(Page element annotations)
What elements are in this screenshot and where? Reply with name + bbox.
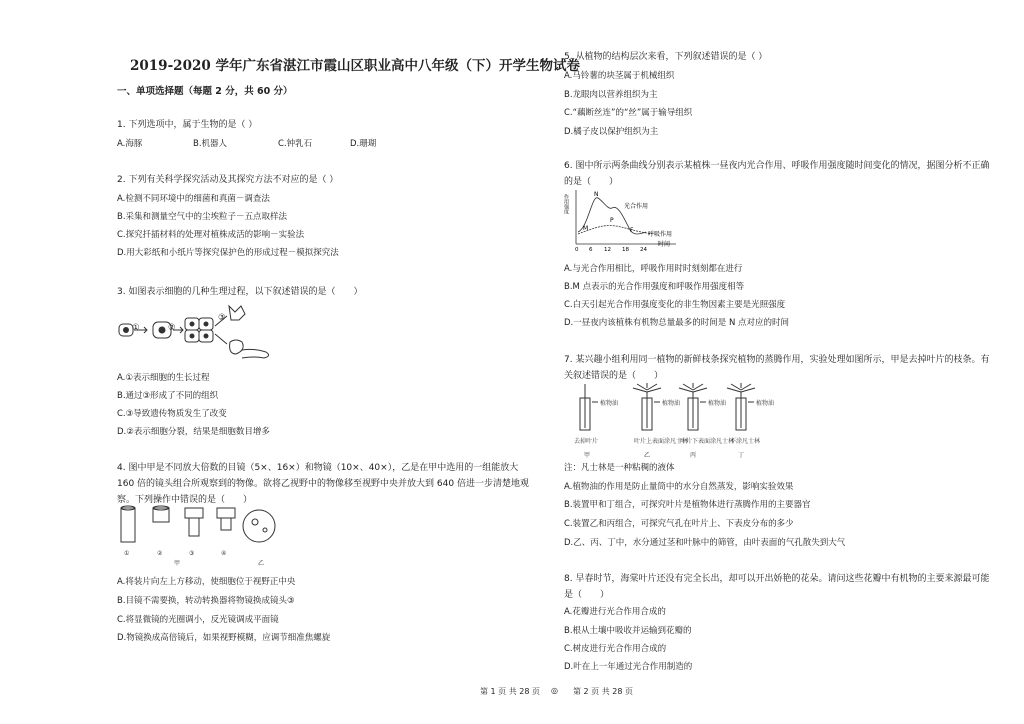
point-f: F bbox=[630, 227, 634, 234]
microscope-lens-figure bbox=[117, 504, 277, 548]
tick-24: 24 bbox=[640, 247, 647, 253]
q3-option-a: A.①表示细胞的生长过程 bbox=[117, 373, 210, 383]
q3-option-d: D.②表示细胞分裂，结果是细胞数目增多 bbox=[117, 427, 270, 437]
q7-option-c: C.装置乙和丙组合，可探究气孔在叶片上、下表皮分布的多少 bbox=[564, 519, 794, 529]
q7-caption-ding: 不涂凡士林 bbox=[730, 438, 761, 445]
q7-note: 注：凡士林是一种粘稠的液体 bbox=[564, 463, 675, 473]
q2-option-b: B.采集和测量空气中的尘埃粒子－五点取样法 bbox=[117, 212, 288, 222]
q1-option-a: A.海豚 bbox=[117, 139, 143, 149]
q4-option-c: C.将显微镜的光圈调小，反光镜调成平面镜 bbox=[117, 615, 279, 625]
q6-option-d: D.一昼夜内该植株有机物总量最多的时间是 N 点对应的时间 bbox=[564, 318, 790, 328]
q8-option-a: A.花瓣进行光合作用合成的 bbox=[564, 607, 666, 617]
q2-option-c: C.探究扦插材料的处理对植株成活的影响－实验法 bbox=[117, 230, 305, 240]
question-3-stem: 3. 如图表示细胞的几种生理过程，以下叙述错误的是（ ） bbox=[117, 287, 363, 297]
q7-label-yi: 乙 bbox=[644, 452, 651, 459]
footer-page-left: 第 1 页 共 28 页 bbox=[480, 687, 540, 696]
q5-option-c: C.“藕断丝连”的“丝”属于输导组织 bbox=[564, 108, 693, 118]
question-8-stem: 8. 早春时节，海棠叶片还没有完全长出，却可以开出娇艳的花朵。请问这些花瓣中有机物的主要来源最可能是（ ） bbox=[564, 574, 990, 600]
q8-option-c: C.树皮进行光合作用合成的 bbox=[564, 644, 667, 654]
q7-option-b: B.装置甲和丁组合，可探究叶片是植物体进行蒸腾作用的主要器官 bbox=[564, 500, 811, 510]
tick-12: 12 bbox=[604, 247, 611, 253]
q4-option-a: A.将装片向左上方移动，使细胞位于视野正中央 bbox=[117, 577, 296, 587]
page-title: 2019-2020 学年广东省湛江市霞山区职业高中八年级（下）开学生物试卷 bbox=[130, 58, 580, 74]
q4-label-1: ① bbox=[124, 550, 130, 557]
question-2-stem: 2. 下列有关科学探究活动及其探究方法不对应的是（ ） bbox=[117, 175, 339, 185]
question-5-stem: 5. 从植物的结构层次来看，下列叙述错误的是（ ） bbox=[564, 52, 768, 62]
curve-label-resp: 呼吸作用 bbox=[648, 231, 673, 238]
point-p: P bbox=[610, 217, 614, 224]
q7-label-bing: 丙 bbox=[690, 452, 697, 459]
q7-oil-label-1: 植物油 bbox=[600, 400, 619, 407]
q1-option-d: D.珊瑚 bbox=[350, 139, 377, 149]
question-7-stem: 7. 某兴趣小组利用同一植物的新鲜枝条探究植物的蒸腾作用，实验处理如图所示，甲是去掉叶片的枝条。有关叙述错误的是（ ） bbox=[564, 355, 990, 381]
q8-option-b: B.根从土壤中吸收并运输到花瓣的 bbox=[564, 626, 692, 636]
point-n: N bbox=[594, 191, 599, 198]
q2-option-d: D.用大彩纸和小纸片等探究保护色的形成过程－模拟探究法 bbox=[117, 248, 339, 258]
q6-option-a: A.与光合作用相比，呼吸作用时时刻刻都在进行 bbox=[564, 264, 743, 274]
footer-separator: ◎ bbox=[551, 686, 558, 695]
q4-label-2: ② bbox=[157, 550, 163, 557]
q4-figure-yi: 乙 bbox=[258, 560, 265, 567]
q1-option-b: B.机器人 bbox=[193, 139, 228, 149]
footer-page-right: 第 2 页 共 28 页 bbox=[573, 687, 633, 696]
q4-option-d: D.物镜换成高倍镜后，如果视野模糊，应调节细准焦螺旋 bbox=[117, 633, 331, 643]
section-heading: 一、单项选择题（每题 2 分，共 60 分） bbox=[117, 86, 293, 97]
q3-label-3: ③ bbox=[218, 313, 226, 323]
q3-option-b: B.通过③形成了不同的组织 bbox=[117, 391, 219, 401]
curve-label-photo: 光合作用 bbox=[624, 203, 649, 210]
q8-option-d: D.叶在上一年通过光合作用制造的 bbox=[564, 662, 693, 672]
chart-xlabel: 时间 bbox=[658, 241, 671, 248]
q7-oil-label-4: 植物油 bbox=[756, 400, 775, 407]
q4-label-3: ③ bbox=[189, 550, 195, 557]
tick-6: 6 bbox=[589, 247, 593, 253]
q5-option-a: A.马铃薯的块茎属于机械组织 bbox=[564, 71, 675, 81]
q4-label-4: ④ bbox=[221, 550, 227, 557]
transpiration-figure bbox=[564, 382, 774, 434]
q5-option-b: B.龙眼肉以营养组织为主 bbox=[564, 90, 658, 100]
q3-label-1: ① bbox=[132, 323, 140, 333]
point-m: M bbox=[583, 225, 589, 232]
tick-0: 0 bbox=[575, 247, 579, 253]
q3-option-c: C.③导致遗传物质发生了改变 bbox=[117, 409, 227, 419]
q5-option-d: D.橘子皮以保护组织为主 bbox=[564, 127, 659, 137]
q7-option-d: D.乙、丙、丁中，水分通过茎和叶脉中的筛管，由叶表面的气孔散失到大气 bbox=[564, 538, 846, 548]
cell-process-figure bbox=[117, 302, 277, 364]
q2-option-a: A.检测不同环境中的细菌和真菌－调查法 bbox=[117, 194, 270, 204]
q3-label-2: ② bbox=[168, 323, 176, 333]
q4-figure-jia: 甲 bbox=[174, 560, 181, 567]
q7-oil-label-3: 植物油 bbox=[708, 400, 727, 407]
tick-18: 18 bbox=[622, 247, 629, 253]
q4-option-b: B.目镜不需要换，转动转换器将物镜换成镜头③ bbox=[117, 596, 295, 606]
question-6-stem: 6. 图中所示两条曲线分别表示某植株一昼夜内光合作用、呼吸作用强度随时间变化的情况，据图分析不正确的是（ ） bbox=[564, 161, 990, 187]
q1-option-c: C.钟乳石 bbox=[278, 139, 313, 149]
q7-oil-label-2: 植物油 bbox=[662, 400, 681, 407]
q7-caption-jia: 去掉叶片 bbox=[574, 438, 599, 445]
q7-label-jia: 甲 bbox=[584, 452, 591, 459]
q7-option-a: A.植物油的作用是防止量筒中的水分自然蒸发，影响实验效果 bbox=[564, 482, 794, 492]
question-1-stem: 1. 下列选项中，属于生物的是（ ） bbox=[117, 120, 258, 130]
q7-label-ding: 丁 bbox=[738, 452, 745, 459]
q7-caption-yi: 叶片上表面涂凡士林 bbox=[634, 438, 689, 445]
q7-caption-bing: 叶片下表面涂凡士林 bbox=[680, 438, 735, 445]
photosynthesis-chart bbox=[564, 188, 694, 254]
right-page bbox=[540, 0, 1024, 724]
q6-option-b: B.M 点表示的光合作用强度和呼吸作用强度相等 bbox=[564, 282, 745, 292]
question-4-stem: 4. 图中甲是不同放大倍数的目镜（5×、16×）和物镜（10×、40×），乙是在甲中选用的一组能放大 160 倍的镜头组合所观察到的物像。欲将乙视野中的物像移至视野中央并放大到 640 倍进一步清楚地观察。下列操作中错误的是（ ） bbox=[117, 463, 529, 505]
chart-ylabel: 作用强度 bbox=[563, 194, 569, 214]
q6-option-c: C.白天引起光合作用强度变化的非生物因素主要是光照强度 bbox=[564, 300, 786, 310]
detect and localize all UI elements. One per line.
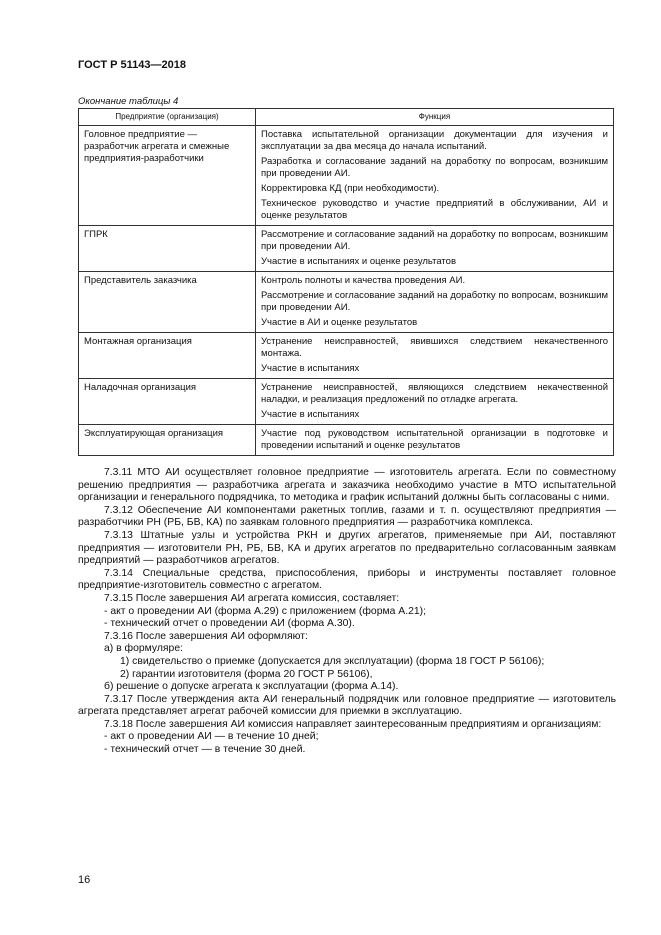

__To do__. Please rewrite all of the data above, replacing every "bbox" with "box" and leaving everything else unchanged. Omit the pictures from your answer.

__Solution to the problem__.
What elements are in this screenshot and where? Reply with name + box.
point-f: F box=[630, 227, 634, 234]
microscope-lens-figure box=[117, 504, 277, 548]
tick-24: 24 box=[640, 247, 647, 253]
q3-option-a: A.①表示细胞的生长过程 box=[117, 373, 210, 383]
q3-option-d: D.②表示细胞分裂，结果是细胞数目增多 box=[117, 427, 270, 437]
q7-option-c: C.装置乙和丙组合，可探究气孔在叶片上、下表皮分布的多少 box=[564, 519, 794, 529]
q7-caption-ding: 不涂凡士林 box=[730, 438, 761, 445]
q7-note: 注：凡士林是一种粘稠的液体 box=[564, 463, 675, 473]
q2-option-b: B.采集和测量空气中的尘埃粒子－五点取样法 box=[117, 212, 288, 222]
q1-option-a: A.海豚 box=[117, 139, 143, 149]
q4-option-c: C.将显微镜的光圈调小，反光镜调成平面镜 box=[117, 615, 279, 625]
q6-option-d: D.一昼夜内该植株有机物总量最多的时间是 N 点对应的时间 box=[564, 318, 790, 328]
q8-option-a: A.花瓣进行光合作用合成的 box=[564, 607, 666, 617]
q2-option-c: C.探究扦插材料的处理对植株成活的影响－实验法 box=[117, 230, 305, 240]
question-3-stem: 3. 如图表示细胞的几种生理过程，以下叙述错误的是（ ） box=[117, 287, 363, 297]
q7-label-yi: 乙 box=[644, 452, 651, 459]
footer-page-left: 第 1 页 共 28 页 box=[480, 687, 540, 696]
q5-option-c: C.“藕断丝连”的“丝”属于输导组织 box=[564, 108, 693, 118]
question-8-stem: 8. 早春时节，海棠叶片还没有完全长出，却可以开出娇艳的花朵。请问这些花瓣中有机物的主要来源最可能是（ ） box=[564, 574, 990, 600]
q8-option-c: C.树皮进行光合作用合成的 box=[564, 644, 667, 654]
q7-option-b: B.装置甲和丁组合，可探究叶片是植物体进行蒸腾作用的主要器官 box=[564, 500, 811, 510]
tick-12: 12 box=[604, 247, 611, 253]
q4-option-a: A.将装片向左上方移动，使细胞位于视野正中央 box=[117, 577, 296, 587]
page-title: 2019-2020 学年广东省湛江市霞山区职业高中八年级（下）开学生物试卷 box=[130, 58, 580, 74]
q4-label-1: ① box=[124, 550, 130, 557]
question-2-stem: 2. 下列有关科学探究活动及其探究方法不对应的是（ ） box=[117, 175, 339, 185]
question-5-stem: 5. 从植物的结构层次来看，下列叙述错误的是（ ） box=[564, 52, 768, 62]
curve-label-resp: 呼吸作用 box=[648, 231, 673, 238]
point-p: P box=[610, 217, 614, 224]
q7-label-bing: 丙 box=[690, 452, 697, 459]
q7-oil-label-1: 植物油 box=[600, 400, 619, 407]
q1-option-d: D.珊瑚 box=[350, 139, 377, 149]
question-7-stem: 7. 某兴趣小组利用同一植物的新鲜枝条探究植物的蒸腾作用，实验处理如图所示，甲是去掉叶片的枝条。有关叙述错误的是（ ） box=[564, 355, 990, 381]
q8-option-b: B.根从土壤中吸收并运输到花瓣的 box=[564, 626, 692, 636]
point-n: N box=[594, 191, 599, 198]
q2-option-d: D.用大彩纸和小纸片等探究保护色的形成过程－模拟探究法 box=[117, 248, 339, 258]
q6-option-a: A.与光合作用相比，呼吸作用时时刻刻都在进行 box=[564, 264, 743, 274]
footer-separator: ◎ box=[551, 686, 558, 695]
q4-label-2: ② box=[157, 550, 163, 557]
q4-figure-yi: 乙 box=[258, 560, 265, 567]
q1-option-b: B.机器人 box=[193, 139, 228, 149]
footer-page-right: 第 2 页 共 28 页 box=[573, 687, 633, 696]
q4-option-d: D.物镜换成高倍镜后，如果视野模糊，应调节细准焦螺旋 box=[117, 633, 331, 643]
section-heading: 一、单项选择题（每题 2 分，共 60 分） box=[117, 86, 293, 97]
q3-label-3: ③ box=[218, 313, 226, 323]
q3-option-b: B.通过③形成了不同的组织 box=[117, 391, 219, 401]
curve-label-photo: 光合作用 box=[624, 203, 649, 210]
q8-option-d: D.叶在上一年通过光合作用制造的 box=[564, 662, 693, 672]
chart-xlabel: 时间 box=[658, 241, 671, 248]
q7-oil-label-4: 植物油 box=[756, 400, 775, 407]
q4-label-3: ③ box=[189, 550, 195, 557]
tick-6: 6 box=[589, 247, 593, 253]
q5-option-a: A.马铃薯的块茎属于机械组织 box=[564, 71, 675, 81]
q4-label-4: ④ box=[221, 550, 227, 557]
transpiration-figure box=[564, 382, 774, 434]
q5-option-b: B.龙眼肉以营养组织为主 box=[564, 90, 658, 100]
q3-label-1: ① box=[132, 323, 140, 333]
point-m: M box=[583, 225, 589, 232]
tick-0: 0 box=[575, 247, 579, 253]
q3-option-c: C.③导致遗传物质发生了改变 box=[117, 409, 227, 419]
q5-option-d: D.橘子皮以保护组织为主 box=[564, 127, 659, 137]
q7-option-d: D.乙、丙、丁中，水分通过茎和叶脉中的筛管，由叶表面的气孔散失到大气 box=[564, 538, 846, 548]
cell-process-figure box=[117, 302, 277, 364]
q2-option-a: A.检测不同环境中的细菌和真菌－调查法 box=[117, 194, 270, 204]
q3-label-2: ② box=[168, 323, 176, 333]
q4-figure-jia: 甲 box=[174, 560, 181, 567]
q7-oil-label-3: 植物油 box=[708, 400, 727, 407]
tick-18: 18 box=[622, 247, 629, 253]
q4-option-b: B.目镜不需要换，转动转换器将物镜换成镜头③ box=[117, 596, 295, 606]
question-6-stem: 6. 图中所示两条曲线分别表示某植株一昼夜内光合作用、呼吸作用强度随时间变化的情况，据图分析不正确的是（ ） box=[564, 161, 990, 187]
q1-option-c: C.钟乳石 box=[278, 139, 313, 149]
q7-oil-label-2: 植物油 box=[662, 400, 681, 407]
q7-caption-jia: 去掉叶片 box=[574, 438, 599, 445]
q7-label-jia: 甲 box=[584, 452, 591, 459]
q7-option-a: A.植物油的作用是防止量筒中的水分自然蒸发，影响实验效果 box=[564, 482, 794, 492]
question-1-stem: 1. 下列选项中，属于生物的是（ ） box=[117, 120, 258, 130]
q7-label-ding: 丁 box=[738, 452, 745, 459]
q7-caption-yi: 叶片上表面涂凡士林 box=[634, 438, 689, 445]
q7-caption-bing: 叶片下表面涂凡士林 box=[680, 438, 735, 445]
photosynthesis-chart box=[564, 188, 694, 254]
right-page box=[540, 0, 1024, 724]
q6-option-b: B.M 点表示的光合作用强度和呼吸作用强度相等 box=[564, 282, 745, 292]
question-4-stem: 4. 图中甲是不同放大倍数的目镜（5×、16×）和物镜（10×、40×），乙是在甲中选用的一组能放大 160 倍的镜头组合所观察到的物像。欲将乙视野中的物像移至视野中央并放大到 640 倍进一步清楚地观察。下列操作中错误的是（ ） box=[117, 463, 529, 505]
chart-ylabel: 作用强度 box=[563, 194, 569, 214]
q6-option-c: C.白天引起光合作用强度变化的非生物因素主要是光照强度 box=[564, 300, 786, 310]
detect and localize all UI elements. One per line.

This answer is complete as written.